EXERCISE PROMPT: Restate the records in their entirety, word for word.

RECORDS FOR THE TASK:

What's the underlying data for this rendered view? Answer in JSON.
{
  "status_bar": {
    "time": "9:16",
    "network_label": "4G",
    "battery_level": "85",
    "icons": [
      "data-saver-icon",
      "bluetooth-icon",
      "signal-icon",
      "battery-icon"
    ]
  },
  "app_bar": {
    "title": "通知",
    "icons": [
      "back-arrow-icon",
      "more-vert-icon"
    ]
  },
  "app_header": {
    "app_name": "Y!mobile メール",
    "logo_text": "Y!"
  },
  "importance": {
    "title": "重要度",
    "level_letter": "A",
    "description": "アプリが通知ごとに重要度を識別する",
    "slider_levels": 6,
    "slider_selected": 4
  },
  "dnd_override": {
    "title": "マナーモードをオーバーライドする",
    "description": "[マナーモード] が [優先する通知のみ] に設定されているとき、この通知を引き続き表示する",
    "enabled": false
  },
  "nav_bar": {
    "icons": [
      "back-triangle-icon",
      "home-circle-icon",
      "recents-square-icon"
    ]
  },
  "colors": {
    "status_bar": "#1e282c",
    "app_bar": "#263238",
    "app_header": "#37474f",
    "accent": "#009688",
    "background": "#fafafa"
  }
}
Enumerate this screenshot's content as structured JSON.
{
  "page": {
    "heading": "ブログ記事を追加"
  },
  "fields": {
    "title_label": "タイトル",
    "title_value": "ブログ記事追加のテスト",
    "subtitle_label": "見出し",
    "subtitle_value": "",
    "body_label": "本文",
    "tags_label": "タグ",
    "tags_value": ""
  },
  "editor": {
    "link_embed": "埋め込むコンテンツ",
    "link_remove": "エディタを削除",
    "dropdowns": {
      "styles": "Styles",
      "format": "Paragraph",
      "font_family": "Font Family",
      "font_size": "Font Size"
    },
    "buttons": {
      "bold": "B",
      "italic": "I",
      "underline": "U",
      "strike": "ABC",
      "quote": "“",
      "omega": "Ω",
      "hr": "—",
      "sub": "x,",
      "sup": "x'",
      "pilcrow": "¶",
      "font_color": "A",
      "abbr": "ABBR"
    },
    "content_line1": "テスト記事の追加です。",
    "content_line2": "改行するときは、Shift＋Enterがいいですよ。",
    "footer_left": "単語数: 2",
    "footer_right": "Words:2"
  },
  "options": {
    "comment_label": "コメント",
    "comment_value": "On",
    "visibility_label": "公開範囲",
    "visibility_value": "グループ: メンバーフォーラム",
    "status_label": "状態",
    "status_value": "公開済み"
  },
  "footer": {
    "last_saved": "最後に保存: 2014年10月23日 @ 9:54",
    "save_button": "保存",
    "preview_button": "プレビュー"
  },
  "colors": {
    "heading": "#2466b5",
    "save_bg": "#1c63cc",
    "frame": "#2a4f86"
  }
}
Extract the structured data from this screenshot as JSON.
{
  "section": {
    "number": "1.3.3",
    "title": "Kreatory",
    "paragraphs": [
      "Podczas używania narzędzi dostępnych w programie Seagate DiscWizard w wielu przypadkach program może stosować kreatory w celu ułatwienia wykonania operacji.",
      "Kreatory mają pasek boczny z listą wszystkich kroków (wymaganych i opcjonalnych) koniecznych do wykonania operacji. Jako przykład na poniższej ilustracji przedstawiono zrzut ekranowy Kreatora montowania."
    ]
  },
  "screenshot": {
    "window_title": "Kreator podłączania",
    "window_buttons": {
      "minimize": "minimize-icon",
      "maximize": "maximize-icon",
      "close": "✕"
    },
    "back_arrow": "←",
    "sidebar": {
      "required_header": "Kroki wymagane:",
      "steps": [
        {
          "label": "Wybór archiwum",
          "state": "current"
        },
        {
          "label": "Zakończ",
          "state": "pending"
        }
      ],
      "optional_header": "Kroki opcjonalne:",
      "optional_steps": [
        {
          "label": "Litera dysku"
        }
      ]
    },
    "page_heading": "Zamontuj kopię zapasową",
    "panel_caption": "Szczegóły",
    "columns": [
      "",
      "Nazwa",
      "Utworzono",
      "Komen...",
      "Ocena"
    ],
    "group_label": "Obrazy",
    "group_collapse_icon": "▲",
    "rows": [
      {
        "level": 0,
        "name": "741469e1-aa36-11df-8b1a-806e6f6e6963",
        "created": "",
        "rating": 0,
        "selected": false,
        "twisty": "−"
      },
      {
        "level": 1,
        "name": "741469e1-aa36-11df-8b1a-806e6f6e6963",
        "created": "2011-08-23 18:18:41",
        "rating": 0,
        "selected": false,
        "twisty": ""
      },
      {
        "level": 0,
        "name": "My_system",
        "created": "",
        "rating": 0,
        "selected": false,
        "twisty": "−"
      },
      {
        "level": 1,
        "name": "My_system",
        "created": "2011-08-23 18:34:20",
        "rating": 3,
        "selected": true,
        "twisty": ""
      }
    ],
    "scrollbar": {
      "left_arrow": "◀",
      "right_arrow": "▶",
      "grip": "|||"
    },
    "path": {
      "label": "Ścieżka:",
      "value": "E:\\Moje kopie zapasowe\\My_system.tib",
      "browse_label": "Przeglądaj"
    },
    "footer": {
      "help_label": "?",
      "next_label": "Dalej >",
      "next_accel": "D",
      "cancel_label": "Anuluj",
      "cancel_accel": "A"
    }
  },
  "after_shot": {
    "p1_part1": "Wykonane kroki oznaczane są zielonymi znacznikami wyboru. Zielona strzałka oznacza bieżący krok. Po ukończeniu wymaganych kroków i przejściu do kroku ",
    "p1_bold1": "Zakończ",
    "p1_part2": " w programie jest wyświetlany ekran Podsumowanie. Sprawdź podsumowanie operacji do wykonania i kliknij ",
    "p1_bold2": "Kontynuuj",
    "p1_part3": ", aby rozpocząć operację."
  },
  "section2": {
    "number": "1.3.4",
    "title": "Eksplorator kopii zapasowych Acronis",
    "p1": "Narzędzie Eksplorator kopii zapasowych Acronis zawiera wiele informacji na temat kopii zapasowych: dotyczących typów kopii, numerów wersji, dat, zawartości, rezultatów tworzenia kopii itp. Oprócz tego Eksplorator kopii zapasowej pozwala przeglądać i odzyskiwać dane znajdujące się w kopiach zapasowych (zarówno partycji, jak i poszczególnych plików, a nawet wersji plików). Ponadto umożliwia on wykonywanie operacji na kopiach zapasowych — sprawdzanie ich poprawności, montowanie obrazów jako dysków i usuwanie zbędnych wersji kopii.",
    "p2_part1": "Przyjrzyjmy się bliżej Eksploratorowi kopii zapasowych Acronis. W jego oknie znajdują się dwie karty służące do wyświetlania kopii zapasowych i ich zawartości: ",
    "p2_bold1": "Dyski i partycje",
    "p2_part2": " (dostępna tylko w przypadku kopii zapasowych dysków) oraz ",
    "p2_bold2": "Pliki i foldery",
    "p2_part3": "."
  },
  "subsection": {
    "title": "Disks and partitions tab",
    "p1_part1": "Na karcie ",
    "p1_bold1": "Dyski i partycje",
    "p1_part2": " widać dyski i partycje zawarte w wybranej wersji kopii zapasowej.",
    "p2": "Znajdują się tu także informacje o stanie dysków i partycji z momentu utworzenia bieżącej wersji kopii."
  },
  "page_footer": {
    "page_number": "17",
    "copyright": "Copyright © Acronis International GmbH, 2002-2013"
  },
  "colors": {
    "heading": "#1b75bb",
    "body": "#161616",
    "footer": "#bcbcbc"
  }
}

THE SOLUTION:
What's the underlying data for this rendered view? Answer in JSON.
{
  "status_bar": {
    "time": "9:16",
    "network_label": "4G",
    "battery_level": "85",
    "icons": [
      "data-saver-icon",
      "bluetooth-icon",
      "signal-icon",
      "battery-icon"
    ]
  },
  "app_bar": {
    "title": "通知",
    "icons": [
      "back-arrow-icon",
      "more-vert-icon"
    ]
  },
  "app_header": {
    "app_name": "Y!mobile メール",
    "logo_text": "Y!"
  },
  "importance": {
    "title": "重要度",
    "level_letter": "A",
    "description": "アプリが通知ごとに重要度を識別する",
    "slider_levels": 6,
    "slider_selected": 4
  },
  "dnd_override": {
    "title": "マナーモードをオーバーライドする",
    "description": "[マナーモード] が [優先する通知のみ] に設定されているとき、この通知を引き続き表示する",
    "enabled": false
  },
  "nav_bar": {
    "icons": [
      "back-triangle-icon",
      "home-circle-icon",
      "recents-square-icon"
    ]
  },
  "colors": {
    "status_bar": "#1e282c",
    "app_bar": "#263238",
    "app_header": "#37474f",
    "accent": "#009688",
    "background": "#fafafa"
  }
}
Enumerate this screenshot's content as structured JSON.
{
  "page": {
    "heading": "ブログ記事を追加"
  },
  "fields": {
    "title_label": "タイトル",
    "title_value": "ブログ記事追加のテスト",
    "subtitle_label": "見出し",
    "subtitle_value": "",
    "body_label": "本文",
    "tags_label": "タグ",
    "tags_value": ""
  },
  "editor": {
    "link_embed": "埋め込むコンテンツ",
    "link_remove": "エディタを削除",
    "dropdowns": {
      "styles": "Styles",
      "format": "Paragraph",
      "font_family": "Font Family",
      "font_size": "Font Size"
    },
    "buttons": {
      "bold": "B",
      "italic": "I",
      "underline": "U",
      "strike": "ABC",
      "quote": "“",
      "omega": "Ω",
      "hr": "—",
      "sub": "x,",
      "sup": "x'",
      "pilcrow": "¶",
      "font_color": "A",
      "abbr": "ABBR"
    },
    "content_line1": "テスト記事の追加です。",
    "content_line2": "改行するときは、Shift＋Enterがいいですよ。",
    "footer_left": "単語数: 2",
    "footer_right": "Words:2"
  },
  "options": {
    "comment_label": "コメント",
    "comment_value": "On",
    "visibility_label": "公開範囲",
    "visibility_value": "グループ: メンバーフォーラム",
    "status_label": "状態",
    "status_value": "公開済み"
  },
  "footer": {
    "last_saved": "最後に保存: 2014年10月23日 @ 9:54",
    "save_button": "保存",
    "preview_button": "プレビュー"
  },
  "colors": {
    "heading": "#2466b5",
    "save_bg": "#1c63cc",
    "frame": "#2a4f86"
  }
}
Extract the structured data from this screenshot as JSON.
{
  "section": {
    "number": "1.3.3",
    "title": "Kreatory",
    "paragraphs": [
      "Podczas używania narzędzi dostępnych w programie Seagate DiscWizard w wielu przypadkach program może stosować kreatory w celu ułatwienia wykonania operacji.",
      "Kreatory mają pasek boczny z listą wszystkich kroków (wymaganych i opcjonalnych) koniecznych do wykonania operacji. Jako przykład na poniższej ilustracji przedstawiono zrzut ekranowy Kreatora montowania."
    ]
  },
  "screenshot": {
    "window_title": "Kreator podłączania",
    "window_buttons": {
      "minimize": "minimize-icon",
      "maximize": "maximize-icon",
      "close": "✕"
    },
    "back_arrow": "←",
    "sidebar": {
      "required_header": "Kroki wymagane:",
      "steps": [
        {
          "label": "Wybór archiwum",
          "state": "current"
        },
        {
          "label": "Zakończ",
          "state": "pending"
        }
      ],
      "optional_header": "Kroki opcjonalne:",
      "optional_steps": [
        {
          "label": "Litera dysku"
        }
      ]
    },
    "page_heading": "Zamontuj kopię zapasową",
    "panel_caption": "Szczegóły",
    "columns": [
      "",
      "Nazwa",
      "Utworzono",
      "Komen...",
      "Ocena"
    ],
    "group_label": "Obrazy",
    "group_collapse_icon": "▲",
    "rows": [
      {
        "level": 0,
        "name": "741469e1-aa36-11df-8b1a-806e6f6e6963",
        "created": "",
        "rating": 0,
        "selected": false,
        "twisty": "−"
      },
      {
        "level": 1,
        "name": "741469e1-aa36-11df-8b1a-806e6f6e6963",
        "created": "2011-08-23 18:18:41",
        "rating": 0,
        "selected": false,
        "twisty": ""
      },
      {
        "level": 0,
        "name": "My_system",
        "created": "",
        "rating": 0,
        "selected": false,
        "twisty": "−"
      },
      {
        "level": 1,
        "name": "My_system",
        "created": "2011-08-23 18:34:20",
        "rating": 3,
        "selected": true,
        "twisty": ""
      }
    ],
    "scrollbar": {
      "left_arrow": "◀",
      "right_arrow": "▶",
      "grip": "|||"
    },
    "path": {
      "label": "Ścieżka:",
      "value": "E:\\Moje kopie zapasowe\\My_system.tib",
      "browse_label": "Przeglądaj"
    },
    "footer": {
      "help_label": "?",
      "next_label": "Dalej >",
      "next_accel": "D",
      "cancel_label": "Anuluj",
      "cancel_accel": "A"
    }
  },
  "after_shot": {
    "p1_part1": "Wykonane kroki oznaczane są zielonymi znacznikami wyboru. Zielona strzałka oznacza bieżący krok. Po ukończeniu wymaganych kroków i przejściu do kroku ",
    "p1_bold1": "Zakończ",
    "p1_part2": " w programie jest wyświetlany ekran Podsumowanie. Sprawdź podsumowanie operacji do wykonania i kliknij ",
    "p1_bold2": "Kontynuuj",
    "p1_part3": ", aby rozpocząć operację."
  },
  "section2": {
    "number": "1.3.4",
    "title": "Eksplorator kopii zapasowych Acronis",
    "p1": "Narzędzie Eksplorator kopii zapasowych Acronis zawiera wiele informacji na temat kopii zapasowych: dotyczących typów kopii, numerów wersji, dat, zawartości, rezultatów tworzenia kopii itp. Oprócz tego Eksplorator kopii zapasowej pozwala przeglądać i odzyskiwać dane znajdujące się w kopiach zapasowych (zarówno partycji, jak i poszczególnych plików, a nawet wersji plików). Ponadto umożliwia on wykonywanie operacji na kopiach zapasowych — sprawdzanie ich poprawności, montowanie obrazów jako dysków i usuwanie zbędnych wersji kopii.",
    "p2_part1": "Przyjrzyjmy się bliżej Eksploratorowi kopii zapasowych Acronis. W jego oknie znajdują się dwie karty służące do wyświetlania kopii zapasowych i ich zawartości: ",
    "p2_bold1": "Dyski i partycje",
    "p2_part2": " (dostępna tylko w przypadku kopii zapasowych dysków) oraz ",
    "p2_bold2": "Pliki i foldery",
    "p2_part3": "."
  },
  "subsection": {
    "title": "Disks and partitions tab",
    "p1_part1": "Na karcie ",
    "p1_bold1": "Dyski i partycje",
    "p1_part2": " widać dyski i partycje zawarte w wybranej wersji kopii zapasowej.",
    "p2": "Znajdują się tu także informacje o stanie dysków i partycji z momentu utworzenia bieżącej wersji kopii."
  },
  "page_footer": {
    "page_number": "17",
    "copyright": "Copyright © Acronis International GmbH, 2002-2013"
  },
  "colors": {
    "heading": "#1b75bb",
    "body": "#161616",
    "footer": "#bcbcbc"
  }
}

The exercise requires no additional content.